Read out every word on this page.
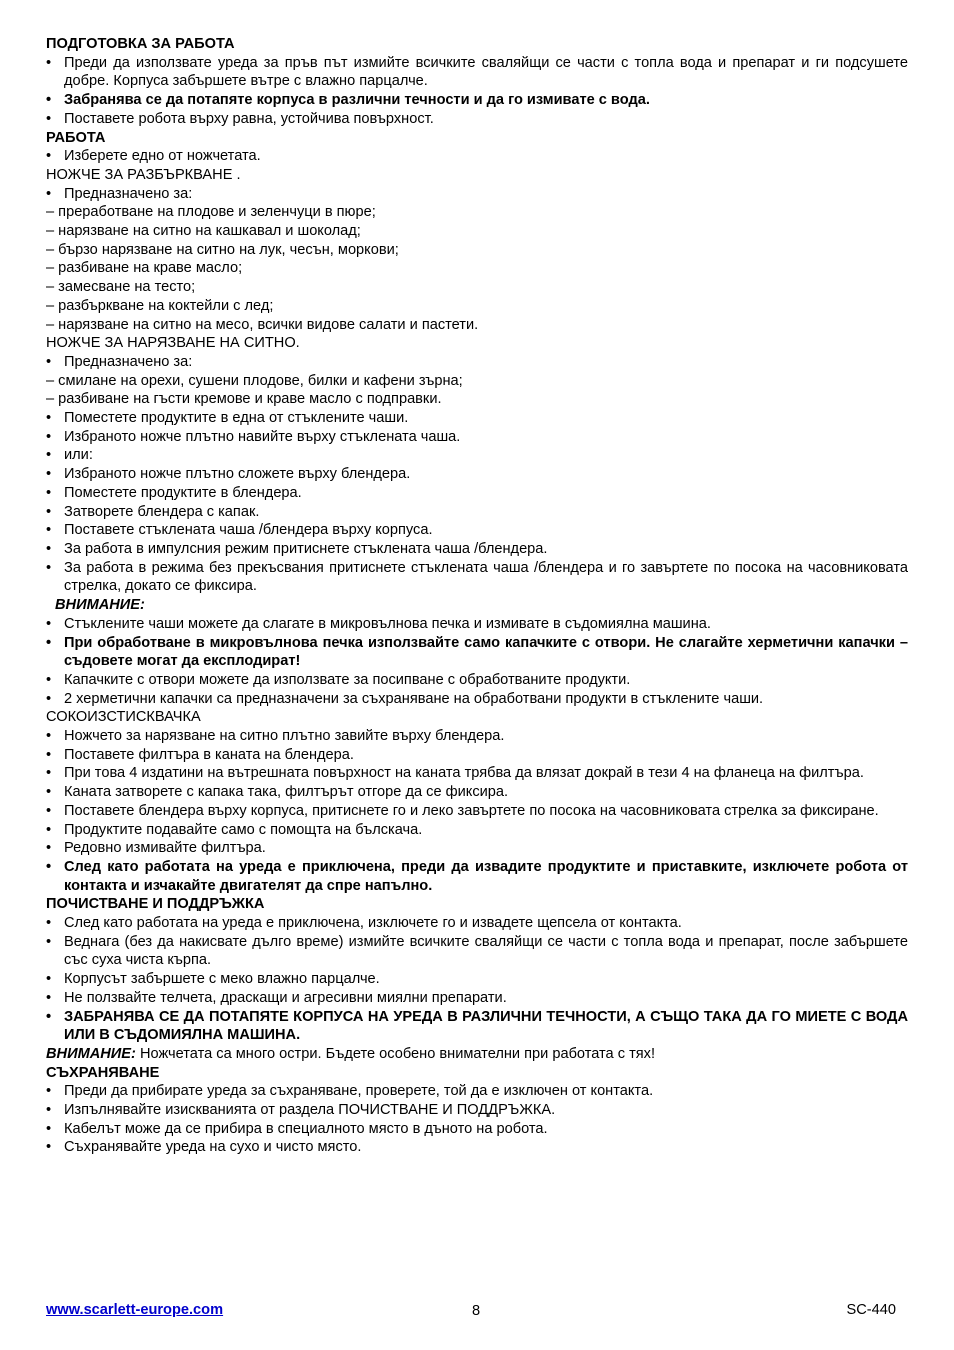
ПОДГОТОВКА ЗА РАБОТА
• Преди да използвате уреда за пръв път измийте всичките сваляйщи се части с топла вода и препарат и ги подсушете добре. Корпуса забършете вътре с влажно парцалче.
• Забранява се да потапяте корпуса в различни течности и да го измивате с вода.
• Поставете робота върху равна, устойчива повърхност.
РАБОТА
• Изберете едно от ножчетата.
НОЖЧЕ ЗА РАЗБЪРКВАНЕ .
• Предназначено за:
– преработване на плодове и зеленчуци в пюре;
– нарязване на ситно на кашкавал и шоколад;
– бързо нарязване на ситно на лук, чесън, моркови;
– разбиване на краве масло;
– замесване на тесто;
– разбъркване на коктейли с лед;
– нарязване на ситно на месо, всички видове салати и пастети.
НОЖЧЕ ЗА НАРЯЗВАНЕ НА СИТНО.
• Предназначено за:
– смилане на орехи, сушени плодове, билки и кафени зърна;
– разбиване на гъсти кремове и краве масло с подправки.
• Поместете продуктите в една от стъклените чаши.
• Избраното ножче плътно навийте върху стъклената чаша.
• или:
• Избраното ножче плътно сложете върху блендера.
• Поместете продуктите в блендера.
• Затворете блендера с капак.
• Поставете стъклената чаша /блендера върху корпуса.
• За работа в импулсния режим притиснете стъклената чаша /блендера.
• За работа в режима без прекъсвания притиснете стъклената чаша /блендера и го завъртете по посока на часовниковата стрелка, докато се фиксира.
ВНИМАНИЕ:
• Стъклените чаши можете да слагате в микровълнова печка и измивате в съдомиялна машина.
• При обработване в микровълнова печка използвайте само капачките с отвори. Не слагайте херметични капачки – съдовете могат да експлодират!
• Капачките с отвори можете да използвате за посипване с обработваните продукти.
• 2 херметични капачки са предназначени за съхраняване на обработвани продукти в стъклените чаши.
СОКОИЗСТИСКВАЧКА
• Ножчето за нарязване на ситно плътно завийте върху блендера.
• Поставете филтъра в каната на блендера.
• При това 4 издатини на вътрешната повърхност на каната трябва да влязат докрай в тези 4 на фланеца на филтъра.
• Каната затворете с капака така, филтърът отгоре да се фиксира.
• Поставете блендера върху корпуса, притиснете го и леко завъртете по посока на часовниковата стрелка за фиксиране.
• Продуктите подавайте само с помощта на бълскача.
• Редовно измивайте филтъра.
• След като работата на уреда е приключена, преди да извадите продуктите и приставките, изключете робота от контакта и изчакайте двигателят да спре напълно.
ПОЧИСТВАНЕ И ПОДДРЪЖКА
• След като работата на уреда е приключена, изключете го и извадете щепсела от контакта.
• Веднага (без да накисвате дълго време) измийте всичките сваляйщи се части с топла вода и препарат, после забършете със суха чиста кърпа.
• Корпусът забършете с меко влажно парцалче.
• Не ползвайте телчета, драскащи и агресивни миялни препарати.
• ЗАБРАНЯВА СЕ ДА ПОТАПЯТЕ КОРПУСА НА УРЕДА В РАЗЛИЧНИ ТЕЧНОСТИ, А СЪЩО ТАКА ДА ГО МИЕТЕ С ВОДА ИЛИ В СЪДОМИЯЛНА МАШИНА.
ВНИМАНИЕ: Ножчетата са много остри. Бъдете особено внимателни при работата с тях!
СЪХРАНЯВАНЕ
• Преди да прибирате уреда за съхраняване, проверете, той да е изключен от контакта.
• Изпълнявайте изискванията от раздела ПОЧИСТВАНЕ И ПОДДРЪЖКА.
• Кабелът може да се прибира в специалното място в дъното на робота.
• Съхранявайте уреда на сухо и чисто място.
www.scarlett-europe.com	8	SC-440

--------------------------------------------------

→ **EXERCISE GOAL**:
Select all lines in the listing that include the word "печка".

→ **COMPLETED TASK**:
• Стъклените чаши можете да слагате в микровълнова печка и измивате в съдомиялна машина.
• При обработване в микровълнова печка използвайте само капачките с отвори. Не слагайте херметични капачки – съдовете могат да експлодират!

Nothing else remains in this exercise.